** BEGIN **
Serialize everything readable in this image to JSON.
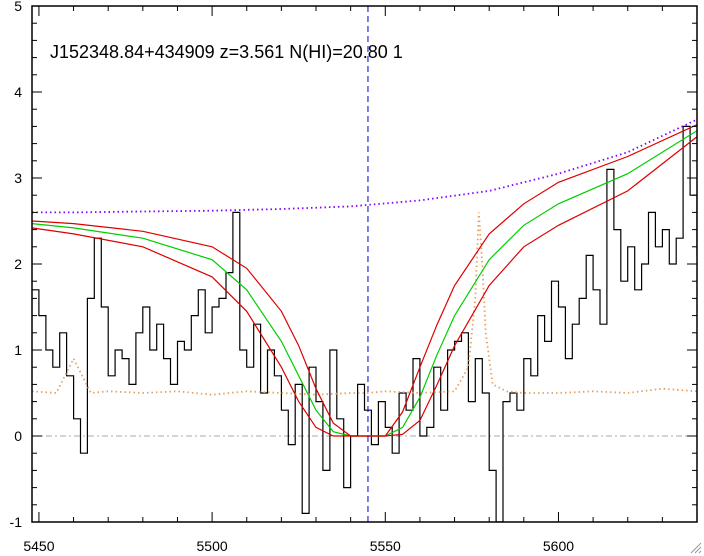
{
  "chart_data": {
    "type": "line",
    "title": "J152348.84+434909 z=3.561 N(HI)=20.80 1",
    "xlabel": "",
    "ylabel": "",
    "xlim": [
      5448,
      5640
    ],
    "ylim": [
      -1,
      5
    ],
    "x_ticks": [
      5450,
      5500,
      5550,
      5600
    ],
    "y_ticks": [
      -1,
      0,
      1,
      2,
      3,
      4,
      5
    ],
    "line_center": 5545,
    "zero_level": 0,
    "grid": false,
    "colors": {
      "flux": "#000000",
      "fit": "#00cc00",
      "fit_bounds": "#dd0000",
      "continuum": "#8800ff",
      "error": "#e8a060",
      "marker": "#0000cc",
      "zero": "#aaaaaa"
    },
    "series": [
      {
        "style": "step",
        "color": "#000000",
        "x": [
          5448,
          5450,
          5452,
          5454,
          5456,
          5458,
          5460,
          5462,
          5464,
          5466,
          5468,
          5470,
          5472,
          5474,
          5476,
          5478,
          5480,
          5482,
          5484,
          5486,
          5488,
          5490,
          5492,
          5494,
          5496,
          5498,
          5500,
          5502,
          5504,
          5506,
          5508,
          5510,
          5512,
          5514,
          5516,
          5518,
          5520,
          5522,
          5524,
          5526,
          5528,
          5530,
          5532,
          5534,
          5536,
          5538,
          5540,
          5542,
          5544,
          5546,
          5548,
          5550,
          5552,
          5554,
          5556,
          5558,
          5560,
          5562,
          5564,
          5566,
          5568,
          5570,
          5572,
          5574,
          5576,
          5578,
          5580,
          5582,
          5584,
          5586,
          5588,
          5590,
          5592,
          5594,
          5596,
          5598,
          5600,
          5602,
          5604,
          5606,
          5608,
          5610,
          5612,
          5614,
          5616,
          5618,
          5620,
          5622,
          5624,
          5626,
          5628,
          5630,
          5632,
          5634,
          5636,
          5638,
          5640
        ],
        "y": [
          1.7,
          1.4,
          1.0,
          0.8,
          1.2,
          0.7,
          0.2,
          -0.2,
          1.6,
          2.3,
          1.5,
          0.7,
          1.0,
          0.9,
          0.6,
          1.2,
          1.5,
          1.0,
          1.3,
          0.9,
          0.6,
          1.1,
          1.0,
          1.4,
          1.7,
          1.2,
          1.5,
          1.6,
          1.9,
          2.6,
          1.0,
          0.8,
          1.3,
          0.5,
          1.0,
          0.7,
          0.3,
          -0.1,
          0.6,
          -0.9,
          0.8,
          0.4,
          -0.4,
          1.0,
          0.2,
          -0.6,
          0.0,
          0.6,
          0.3,
          -0.1,
          0.4,
          0.1,
          -0.2,
          0.5,
          0.3,
          0.9,
          0.0,
          0.1,
          0.8,
          0.3,
          1.0,
          1.1,
          1.2,
          0.4,
          0.9,
          0.5,
          -0.4,
          -1.0,
          0.4,
          0.5,
          0.3,
          0.9,
          0.7,
          1.4,
          1.1,
          1.8,
          1.5,
          0.9,
          1.3,
          1.6,
          2.1,
          1.7,
          1.3,
          3.1,
          2.4,
          1.8,
          2.2,
          1.7,
          2.0,
          2.6,
          2.2,
          2.4,
          2.0,
          2.3,
          3.6,
          2.8,
          2.1
        ]
      },
      {
        "style": "dotted",
        "color": "#e8a060",
        "x": [
          5448,
          5455,
          5460,
          5465,
          5470,
          5480,
          5490,
          5500,
          5505,
          5510,
          5520,
          5530,
          5540,
          5545,
          5550,
          5560,
          5570,
          5574,
          5576,
          5577,
          5578,
          5579,
          5581,
          5585,
          5590,
          5595,
          5600,
          5610,
          5620,
          5630,
          5640
        ],
        "y": [
          0.52,
          0.5,
          0.9,
          0.5,
          0.52,
          0.5,
          0.52,
          0.48,
          0.5,
          0.52,
          0.5,
          0.48,
          0.5,
          0.5,
          0.52,
          0.5,
          0.52,
          0.8,
          1.6,
          2.6,
          2.0,
          1.2,
          0.6,
          0.52,
          0.5,
          0.5,
          0.5,
          0.52,
          0.5,
          0.55,
          0.52
        ]
      },
      {
        "style": "dotted",
        "color": "#8800ff",
        "x": [
          5448,
          5460,
          5480,
          5500,
          5520,
          5540,
          5560,
          5580,
          5600,
          5620,
          5640
        ],
        "y": [
          2.6,
          2.6,
          2.61,
          2.62,
          2.64,
          2.67,
          2.74,
          2.85,
          3.05,
          3.3,
          3.68
        ]
      },
      {
        "style": "line",
        "color": "#00cc00",
        "x": [
          5448,
          5460,
          5480,
          5500,
          5510,
          5520,
          5525,
          5530,
          5535,
          5540,
          5545,
          5550,
          5555,
          5560,
          5565,
          5570,
          5580,
          5590,
          5600,
          5620,
          5640
        ],
        "y": [
          2.47,
          2.42,
          2.3,
          2.05,
          1.7,
          1.1,
          0.7,
          0.3,
          0.05,
          0.0,
          0.0,
          0.0,
          0.1,
          0.45,
          0.95,
          1.4,
          2.05,
          2.45,
          2.7,
          3.05,
          3.55
        ]
      },
      {
        "style": "line",
        "color": "#dd0000",
        "x": [
          5448,
          5460,
          5480,
          5500,
          5510,
          5520,
          5525,
          5530,
          5535,
          5540,
          5545,
          5550,
          5555,
          5560,
          5565,
          5570,
          5580,
          5590,
          5600,
          5620,
          5640
        ],
        "y": [
          2.5,
          2.47,
          2.38,
          2.2,
          1.95,
          1.45,
          1.05,
          0.55,
          0.15,
          0.0,
          0.0,
          0.0,
          0.28,
          0.8,
          1.3,
          1.75,
          2.35,
          2.7,
          2.95,
          3.25,
          3.62
        ]
      },
      {
        "style": "line",
        "color": "#dd0000",
        "x": [
          5448,
          5460,
          5480,
          5500,
          5510,
          5520,
          5525,
          5530,
          5535,
          5540,
          5545,
          5550,
          5555,
          5560,
          5565,
          5570,
          5580,
          5590,
          5600,
          5620,
          5640
        ],
        "y": [
          2.42,
          2.35,
          2.2,
          1.85,
          1.45,
          0.8,
          0.4,
          0.1,
          0.0,
          0.0,
          0.0,
          0.0,
          0.02,
          0.18,
          0.6,
          1.05,
          1.75,
          2.2,
          2.45,
          2.85,
          3.48
        ]
      }
    ]
  }
}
** END **
What to do:
Without the pictures, return all the records precisely as they stand.

Solution to the problem:
Serialize everything readable in this image to JSON.
{
  "chart_data": {
    "type": "line",
    "title": "J152348.84+434909 z=3.561 N(HI)=20.80 1",
    "xlabel": "",
    "ylabel": "",
    "xlim": [
      5448,
      5640
    ],
    "ylim": [
      -1,
      5
    ],
    "x_ticks": [
      5450,
      5500,
      5550,
      5600
    ],
    "y_ticks": [
      -1,
      0,
      1,
      2,
      3,
      4,
      5
    ],
    "line_center": 5545,
    "zero_level": 0,
    "grid": false,
    "colors": {
      "flux": "#000000",
      "fit": "#00cc00",
      "fit_bounds": "#dd0000",
      "continuum": "#8800ff",
      "error": "#e8a060",
      "marker": "#0000cc",
      "zero": "#aaaaaa"
    },
    "series": [
      {
        "style": "step",
        "color": "#000000",
        "x": [
          5448,
          5450,
          5452,
          5454,
          5456,
          5458,
          5460,
          5462,
          5464,
          5466,
          5468,
          5470,
          5472,
          5474,
          5476,
          5478,
          5480,
          5482,
          5484,
          5486,
          5488,
          5490,
          5492,
          5494,
          5496,
          5498,
          5500,
          5502,
          5504,
          5506,
          5508,
          5510,
          5512,
          5514,
          5516,
          5518,
          5520,
          5522,
          5524,
          5526,
          5528,
          5530,
          5532,
          5534,
          5536,
          5538,
          5540,
          5542,
          5544,
          5546,
          5548,
          5550,
          5552,
          5554,
          5556,
          5558,
          5560,
          5562,
          5564,
          5566,
          5568,
          5570,
          5572,
          5574,
          5576,
          5578,
          5580,
          5582,
          5584,
          5586,
          5588,
          5590,
          5592,
          5594,
          5596,
          5598,
          5600,
          5602,
          5604,
          5606,
          5608,
          5610,
          5612,
          5614,
          5616,
          5618,
          5620,
          5622,
          5624,
          5626,
          5628,
          5630,
          5632,
          5634,
          5636,
          5638,
          5640
        ],
        "y": [
          1.7,
          1.4,
          1.0,
          0.8,
          1.2,
          0.7,
          0.2,
          -0.2,
          1.6,
          2.3,
          1.5,
          0.7,
          1.0,
          0.9,
          0.6,
          1.2,
          1.5,
          1.0,
          1.3,
          0.9,
          0.6,
          1.1,
          1.0,
          1.4,
          1.7,
          1.2,
          1.5,
          1.6,
          1.9,
          2.6,
          1.0,
          0.8,
          1.3,
          0.5,
          1.0,
          0.7,
          0.3,
          -0.1,
          0.6,
          -0.9,
          0.8,
          0.4,
          -0.4,
          1.0,
          0.2,
          -0.6,
          0.0,
          0.6,
          0.3,
          -0.1,
          0.4,
          0.1,
          -0.2,
          0.5,
          0.3,
          0.9,
          0.0,
          0.1,
          0.8,
          0.3,
          1.0,
          1.1,
          1.2,
          0.4,
          0.9,
          0.5,
          -0.4,
          -1.0,
          0.4,
          0.5,
          0.3,
          0.9,
          0.7,
          1.4,
          1.1,
          1.8,
          1.5,
          0.9,
          1.3,
          1.6,
          2.1,
          1.7,
          1.3,
          3.1,
          2.4,
          1.8,
          2.2,
          1.7,
          2.0,
          2.6,
          2.2,
          2.4,
          2.0,
          2.3,
          3.6,
          2.8,
          2.1
        ]
      },
      {
        "style": "dotted",
        "color": "#e8a060",
        "x": [
          5448,
          5455,
          5460,
          5465,
          5470,
          5480,
          5490,
          5500,
          5505,
          5510,
          5520,
          5530,
          5540,
          5545,
          5550,
          5560,
          5570,
          5574,
          5576,
          5577,
          5578,
          5579,
          5581,
          5585,
          5590,
          5595,
          5600,
          5610,
          5620,
          5630,
          5640
        ],
        "y": [
          0.52,
          0.5,
          0.9,
          0.5,
          0.52,
          0.5,
          0.52,
          0.48,
          0.5,
          0.52,
          0.5,
          0.48,
          0.5,
          0.5,
          0.52,
          0.5,
          0.52,
          0.8,
          1.6,
          2.6,
          2.0,
          1.2,
          0.6,
          0.52,
          0.5,
          0.5,
          0.5,
          0.52,
          0.5,
          0.55,
          0.52
        ]
      },
      {
        "style": "dotted",
        "color": "#8800ff",
        "x": [
          5448,
          5460,
          5480,
          5500,
          5520,
          5540,
          5560,
          5580,
          5600,
          5620,
          5640
        ],
        "y": [
          2.6,
          2.6,
          2.61,
          2.62,
          2.64,
          2.67,
          2.74,
          2.85,
          3.05,
          3.3,
          3.68
        ]
      },
      {
        "style": "line",
        "color": "#00cc00",
        "x": [
          5448,
          5460,
          5480,
          5500,
          5510,
          5520,
          5525,
          5530,
          5535,
          5540,
          5545,
          5550,
          5555,
          5560,
          5565,
          5570,
          5580,
          5590,
          5600,
          5620,
          5640
        ],
        "y": [
          2.47,
          2.42,
          2.3,
          2.05,
          1.7,
          1.1,
          0.7,
          0.3,
          0.05,
          0.0,
          0.0,
          0.0,
          0.1,
          0.45,
          0.95,
          1.4,
          2.05,
          2.45,
          2.7,
          3.05,
          3.55
        ]
      },
      {
        "style": "line",
        "color": "#dd0000",
        "x": [
          5448,
          5460,
          5480,
          5500,
          5510,
          5520,
          5525,
          5530,
          5535,
          5540,
          5545,
          5550,
          5555,
          5560,
          5565,
          5570,
          5580,
          5590,
          5600,
          5620,
          5640
        ],
        "y": [
          2.5,
          2.47,
          2.38,
          2.2,
          1.95,
          1.45,
          1.05,
          0.55,
          0.15,
          0.0,
          0.0,
          0.0,
          0.28,
          0.8,
          1.3,
          1.75,
          2.35,
          2.7,
          2.95,
          3.25,
          3.62
        ]
      },
      {
        "style": "line",
        "color": "#dd0000",
        "x": [
          5448,
          5460,
          5480,
          5500,
          5510,
          5520,
          5525,
          5530,
          5535,
          5540,
          5545,
          5550,
          5555,
          5560,
          5565,
          5570,
          5580,
          5590,
          5600,
          5620,
          5640
        ],
        "y": [
          2.42,
          2.35,
          2.2,
          1.85,
          1.45,
          0.8,
          0.4,
          0.1,
          0.0,
          0.0,
          0.0,
          0.0,
          0.02,
          0.18,
          0.6,
          1.05,
          1.75,
          2.2,
          2.45,
          2.85,
          3.48
        ]
      }
    ]
  }
}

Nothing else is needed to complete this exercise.